* START Information supplied *

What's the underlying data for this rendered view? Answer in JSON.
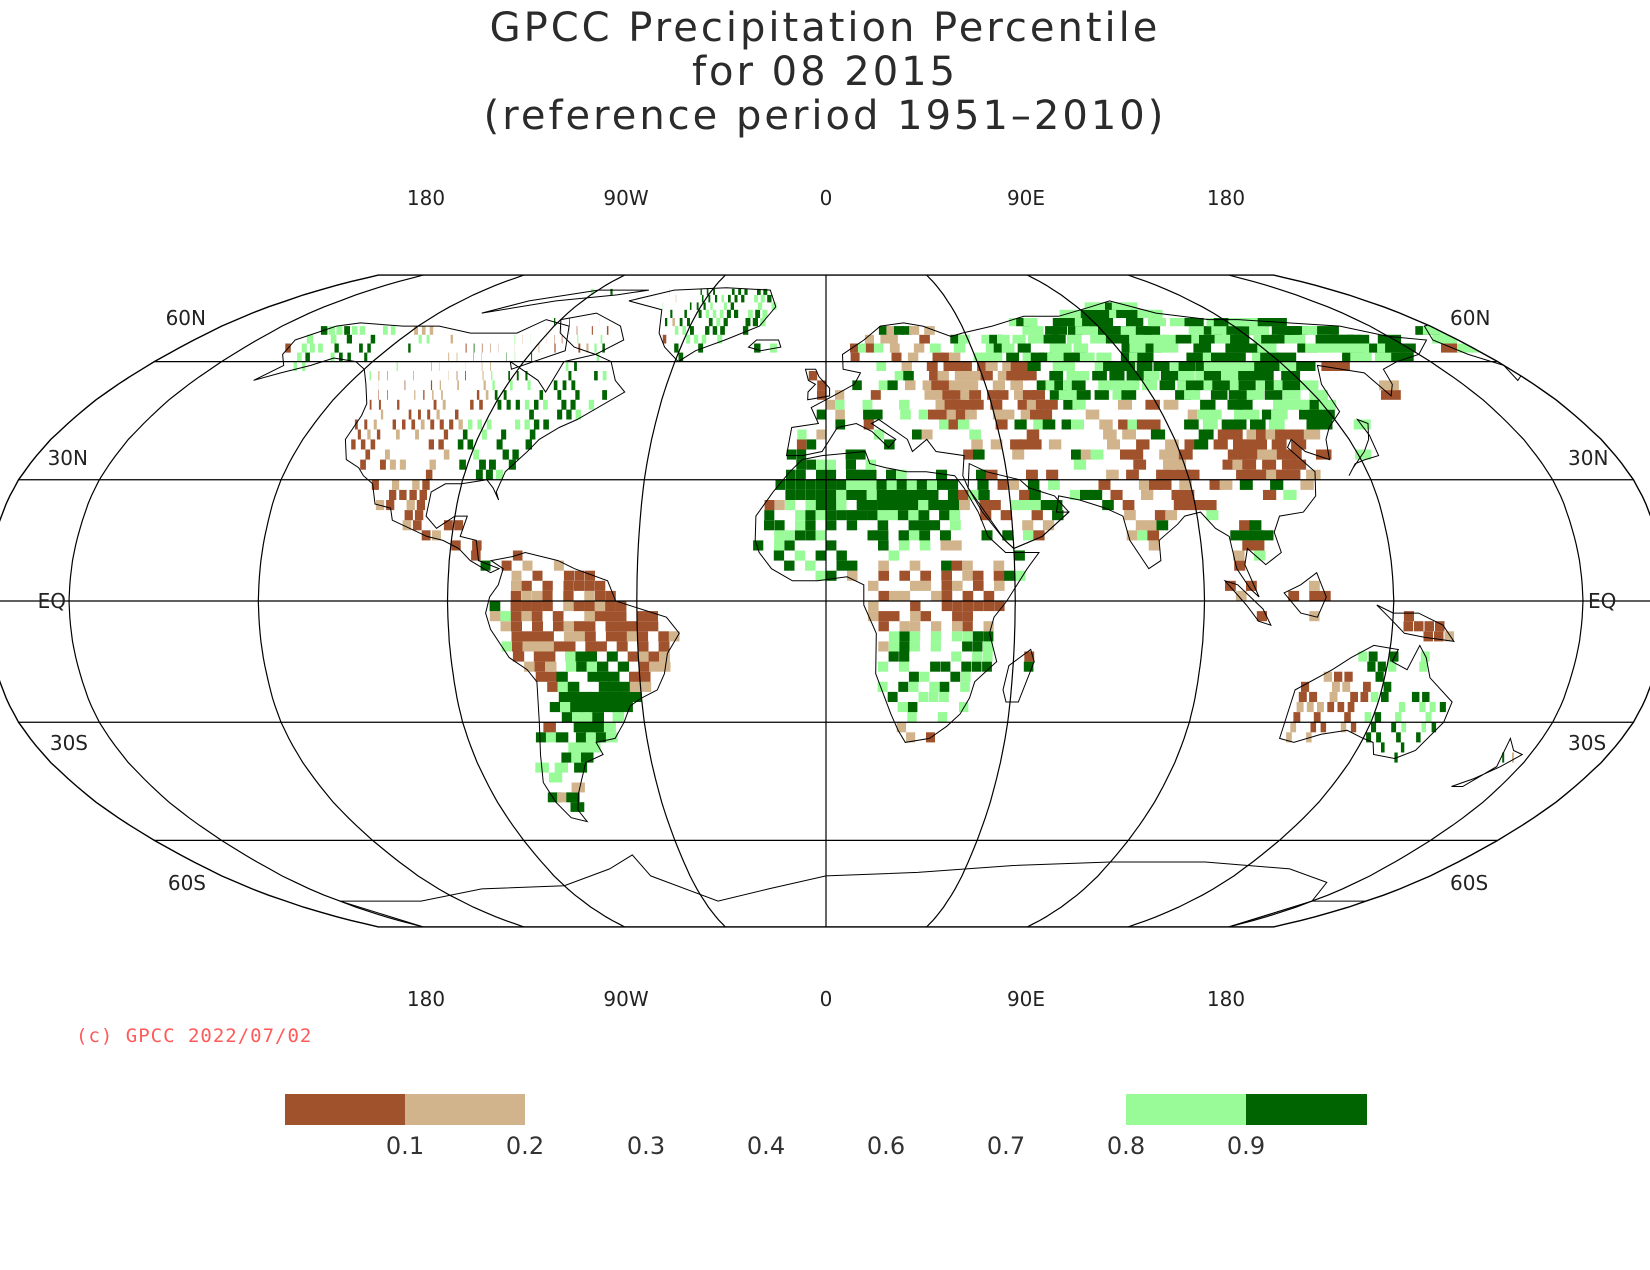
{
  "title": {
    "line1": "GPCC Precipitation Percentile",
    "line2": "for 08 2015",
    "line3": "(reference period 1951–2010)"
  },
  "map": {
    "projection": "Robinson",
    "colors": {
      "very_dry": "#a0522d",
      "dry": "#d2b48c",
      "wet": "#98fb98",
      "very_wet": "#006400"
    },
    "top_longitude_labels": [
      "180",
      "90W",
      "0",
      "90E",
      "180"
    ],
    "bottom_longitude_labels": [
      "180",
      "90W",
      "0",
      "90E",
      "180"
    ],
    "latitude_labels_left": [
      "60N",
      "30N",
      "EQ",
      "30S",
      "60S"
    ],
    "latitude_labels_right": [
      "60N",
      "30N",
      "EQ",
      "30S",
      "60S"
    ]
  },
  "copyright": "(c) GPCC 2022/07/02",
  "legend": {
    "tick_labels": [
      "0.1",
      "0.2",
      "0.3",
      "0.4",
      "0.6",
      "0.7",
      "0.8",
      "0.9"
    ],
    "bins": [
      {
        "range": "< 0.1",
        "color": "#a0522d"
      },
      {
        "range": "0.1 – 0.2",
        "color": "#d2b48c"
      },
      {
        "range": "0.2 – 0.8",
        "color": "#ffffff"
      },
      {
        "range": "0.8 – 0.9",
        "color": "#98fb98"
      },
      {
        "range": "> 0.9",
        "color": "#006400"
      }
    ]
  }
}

* END Information supplied *

Transcribe all of the material exactly, leaving out whatever pictures it contains.

What's the underlying data for this rendered view? Answer in JSON.
{
  "title": {
    "line1": "GPCC Precipitation Percentile",
    "line2": "for 08 2015",
    "line3": "(reference period 1951–2010)"
  },
  "map": {
    "projection": "Robinson",
    "colors": {
      "very_dry": "#a0522d",
      "dry": "#d2b48c",
      "wet": "#98fb98",
      "very_wet": "#006400"
    },
    "top_longitude_labels": [
      "180",
      "90W",
      "0",
      "90E",
      "180"
    ],
    "bottom_longitude_labels": [
      "180",
      "90W",
      "0",
      "90E",
      "180"
    ],
    "latitude_labels_left": [
      "60N",
      "30N",
      "EQ",
      "30S",
      "60S"
    ],
    "latitude_labels_right": [
      "60N",
      "30N",
      "EQ",
      "30S",
      "60S"
    ]
  },
  "copyright": "(c) GPCC 2022/07/02",
  "legend": {
    "tick_labels": [
      "0.1",
      "0.2",
      "0.3",
      "0.4",
      "0.6",
      "0.7",
      "0.8",
      "0.9"
    ],
    "bins": [
      {
        "range": "< 0.1",
        "color": "#a0522d"
      },
      {
        "range": "0.1 – 0.2",
        "color": "#d2b48c"
      },
      {
        "range": "0.2 – 0.8",
        "color": "#ffffff"
      },
      {
        "range": "0.8 – 0.9",
        "color": "#98fb98"
      },
      {
        "range": "> 0.9",
        "color": "#006400"
      }
    ]
  }
}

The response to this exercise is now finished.